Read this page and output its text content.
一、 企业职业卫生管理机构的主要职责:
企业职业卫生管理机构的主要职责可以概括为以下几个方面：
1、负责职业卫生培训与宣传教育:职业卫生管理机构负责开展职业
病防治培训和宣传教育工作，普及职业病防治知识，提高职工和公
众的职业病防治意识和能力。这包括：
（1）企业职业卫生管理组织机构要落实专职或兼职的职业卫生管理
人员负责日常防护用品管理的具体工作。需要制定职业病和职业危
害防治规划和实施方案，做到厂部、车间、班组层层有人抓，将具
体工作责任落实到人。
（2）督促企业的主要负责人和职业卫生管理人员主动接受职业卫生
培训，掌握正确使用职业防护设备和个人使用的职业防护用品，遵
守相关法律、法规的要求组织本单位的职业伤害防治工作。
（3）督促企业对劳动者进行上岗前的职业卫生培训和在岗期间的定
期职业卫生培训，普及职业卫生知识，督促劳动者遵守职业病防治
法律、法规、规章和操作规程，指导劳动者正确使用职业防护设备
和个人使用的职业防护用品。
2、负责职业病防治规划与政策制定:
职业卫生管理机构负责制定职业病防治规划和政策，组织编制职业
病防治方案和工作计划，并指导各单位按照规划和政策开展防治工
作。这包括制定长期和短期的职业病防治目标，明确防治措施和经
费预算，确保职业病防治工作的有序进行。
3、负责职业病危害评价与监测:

───

Problem description> Print all of the entries exactly as they appear.

Response>
Read this page and output its text content.
一、 企业职业卫生管理机构的主要职责:
企业职业卫生管理机构的主要职责可以概括为以下几个方面：
1、负责职业卫生培训与宣传教育:职业卫生管理机构负责开展职业
病防治培训和宣传教育工作，普及职业病防治知识，提高职工和公
众的职业病防治意识和能力。这包括：
（1）企业职业卫生管理组织机构要落实专职或兼职的职业卫生管理
人员负责日常防护用品管理的具体工作。需要制定职业病和职业危
害防治规划和实施方案，做到厂部、车间、班组层层有人抓，将具
体工作责任落实到人。
（2）督促企业的主要负责人和职业卫生管理人员主动接受职业卫生
培训，掌握正确使用职业防护设备和个人使用的职业防护用品，遵
守相关法律、法规的要求组织本单位的职业伤害防治工作。
（3）督促企业对劳动者进行上岗前的职业卫生培训和在岗期间的定
期职业卫生培训，普及职业卫生知识，督促劳动者遵守职业病防治
法律、法规、规章和操作规程，指导劳动者正确使用职业防护设备
和个人使用的职业防护用品。
2、负责职业病防治规划与政策制定:
职业卫生管理机构负责制定职业病防治规划和政策，组织编制职业
病防治方案和工作计划，并指导各单位按照规划和政策开展防治工
作。这包括制定长期和短期的职业病防治目标，明确防治措施和经
费预算，确保职业病防治工作的有序进行。
3、负责职业病危害评价与监测:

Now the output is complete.